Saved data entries
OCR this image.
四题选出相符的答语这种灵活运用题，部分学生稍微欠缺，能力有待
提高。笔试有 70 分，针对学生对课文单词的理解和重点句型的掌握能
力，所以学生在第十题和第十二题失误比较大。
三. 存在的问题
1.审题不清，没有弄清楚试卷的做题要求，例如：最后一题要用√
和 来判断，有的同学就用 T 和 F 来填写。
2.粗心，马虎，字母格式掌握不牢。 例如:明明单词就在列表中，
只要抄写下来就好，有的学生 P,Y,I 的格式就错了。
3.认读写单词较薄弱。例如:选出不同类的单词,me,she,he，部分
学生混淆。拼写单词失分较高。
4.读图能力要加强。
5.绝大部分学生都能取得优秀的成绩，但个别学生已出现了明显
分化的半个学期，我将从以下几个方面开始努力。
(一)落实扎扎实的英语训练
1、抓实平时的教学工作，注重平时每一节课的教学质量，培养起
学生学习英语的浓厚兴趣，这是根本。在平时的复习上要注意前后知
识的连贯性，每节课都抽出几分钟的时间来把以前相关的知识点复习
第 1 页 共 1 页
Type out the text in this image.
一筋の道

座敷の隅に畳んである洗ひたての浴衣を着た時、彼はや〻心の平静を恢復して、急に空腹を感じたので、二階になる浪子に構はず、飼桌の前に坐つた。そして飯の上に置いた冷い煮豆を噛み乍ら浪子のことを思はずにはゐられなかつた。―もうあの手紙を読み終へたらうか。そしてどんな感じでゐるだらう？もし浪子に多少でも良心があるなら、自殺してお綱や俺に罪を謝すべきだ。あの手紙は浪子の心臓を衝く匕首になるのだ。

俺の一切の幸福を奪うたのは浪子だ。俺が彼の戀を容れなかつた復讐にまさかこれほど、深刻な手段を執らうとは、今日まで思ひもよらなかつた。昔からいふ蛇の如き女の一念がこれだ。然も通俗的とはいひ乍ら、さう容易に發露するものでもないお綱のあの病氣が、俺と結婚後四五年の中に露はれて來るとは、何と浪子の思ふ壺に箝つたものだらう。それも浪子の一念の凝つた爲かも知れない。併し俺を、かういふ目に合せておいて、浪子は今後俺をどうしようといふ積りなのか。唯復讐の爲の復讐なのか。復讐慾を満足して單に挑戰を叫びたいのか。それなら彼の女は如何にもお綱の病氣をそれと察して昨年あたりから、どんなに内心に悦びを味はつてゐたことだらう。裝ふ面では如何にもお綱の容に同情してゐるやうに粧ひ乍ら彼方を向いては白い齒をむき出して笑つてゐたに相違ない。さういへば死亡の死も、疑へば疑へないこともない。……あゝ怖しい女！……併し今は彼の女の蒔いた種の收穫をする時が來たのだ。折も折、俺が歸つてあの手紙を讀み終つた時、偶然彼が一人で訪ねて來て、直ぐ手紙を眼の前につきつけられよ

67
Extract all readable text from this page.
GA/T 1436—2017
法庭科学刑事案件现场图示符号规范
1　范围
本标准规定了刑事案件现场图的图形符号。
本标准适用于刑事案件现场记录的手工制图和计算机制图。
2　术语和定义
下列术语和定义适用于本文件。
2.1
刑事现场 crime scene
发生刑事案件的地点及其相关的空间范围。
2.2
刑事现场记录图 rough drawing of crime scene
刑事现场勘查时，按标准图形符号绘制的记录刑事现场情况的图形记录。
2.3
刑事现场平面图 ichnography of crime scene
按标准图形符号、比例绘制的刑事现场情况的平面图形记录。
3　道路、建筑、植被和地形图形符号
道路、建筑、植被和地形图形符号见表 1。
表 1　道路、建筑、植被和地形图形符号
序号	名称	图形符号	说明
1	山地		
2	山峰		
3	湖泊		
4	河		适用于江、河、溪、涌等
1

TASK REQUIREMENTS:
Reproduce the full set of records precisely.

RESPONSE TO THIS TASK:
OCR this image.
四题选出相符的答语这种灵活运用题，部分学生稍微欠缺，能力有待
提高。笔试有 70 分，针对学生对课文单词的理解和重点句型的掌握能
力，所以学生在第十题和第十二题失误比较大。
三. 存在的问题
1.审题不清，没有弄清楚试卷的做题要求，例如：最后一题要用√
和 来判断，有的同学就用 T 和 F 来填写。
2.粗心，马虎，字母格式掌握不牢。 例如:明明单词就在列表中，
只要抄写下来就好，有的学生 P,Y,I 的格式就错了。
3.认读写单词较薄弱。例如:选出不同类的单词,me,she,he，部分
学生混淆。拼写单词失分较高。
4.读图能力要加强。
5.绝大部分学生都能取得优秀的成绩，但个别学生已出现了明显
分化的半个学期，我将从以下几个方面开始努力。
(一)落实扎扎实的英语训练
1、抓实平时的教学工作，注重平时每一节课的教学质量，培养起
学生学习英语的浓厚兴趣，这是根本。在平时的复习上要注意前后知
识的连贯性，每节课都抽出几分钟的时间来把以前相关的知识点复习
第 1 页 共 1 页
Type out the text in this image.
一筋の道

座敷の隅に畳んである洗ひたての浴衣を着た時、彼はや〻心の平静を恢復して、急に空腹を感じたので、二階になる浪子に構はず、飼桌の前に坐つた。そして飯の上に置いた冷い煮豆を噛み乍ら浪子のことを思はずにはゐられなかつた。―もうあの手紙を読み終へたらうか。そしてどんな感じでゐるだらう？もし浪子に多少でも良心があるなら、自殺してお綱や俺に罪を謝すべきだ。あの手紙は浪子の心臓を衝く匕首になるのだ。

俺の一切の幸福を奪うたのは浪子だ。俺が彼の戀を容れなかつた復讐にまさかこれほど、深刻な手段を執らうとは、今日まで思ひもよらなかつた。昔からいふ蛇の如き女の一念がこれだ。然も通俗的とはいひ乍ら、さう容易に發露するものでもないお綱のあの病氣が、俺と結婚後四五年の中に露はれて來るとは、何と浪子の思ふ壺に箝つたものだらう。それも浪子の一念の凝つた爲かも知れない。併し俺を、かういふ目に合せておいて、浪子は今後俺をどうしようといふ積りなのか。唯復讐の爲の復讐なのか。復讐慾を満足して單に挑戰を叫びたいのか。それなら彼の女は如何にもお綱の病氣をそれと察して昨年あたりから、どんなに内心に悦びを味はつてゐたことだらう。裝ふ面では如何にもお綱の容に同情してゐるやうに粧ひ乍ら彼方を向いては白い齒をむき出して笑つてゐたに相違ない。さういへば死亡の死も、疑へば疑へないこともない。……あゝ怖しい女！……併し今は彼の女の蒔いた種の收穫をする時が來たのだ。折も折、俺が歸つてあの手紙を讀み終つた時、偶然彼が一人で訪ねて來て、直ぐ手紙を眼の前につきつけられよ

67
Extract all readable text from this page.
GA/T 1436—2017
法庭科学刑事案件现场图示符号规范
1　范围
本标准规定了刑事案件现场图的图形符号。
本标准适用于刑事案件现场记录的手工制图和计算机制图。
2　术语和定义
下列术语和定义适用于本文件。
2.1
刑事现场 crime scene
发生刑事案件的地点及其相关的空间范围。
2.2
刑事现场记录图 rough drawing of crime scene
刑事现场勘查时，按标准图形符号绘制的记录刑事现场情况的图形记录。
2.3
刑事现场平面图 ichnography of crime scene
按标准图形符号、比例绘制的刑事现场情况的平面图形记录。
3　道路、建筑、植被和地形图形符号
道路、建筑、植被和地形图形符号见表 1。
表 1　道路、建筑、植被和地形图形符号
序号	名称	图形符号	说明
1	山地		
2	山峰		
3	湖泊		
4	河		适用于江、河、溪、涌等
1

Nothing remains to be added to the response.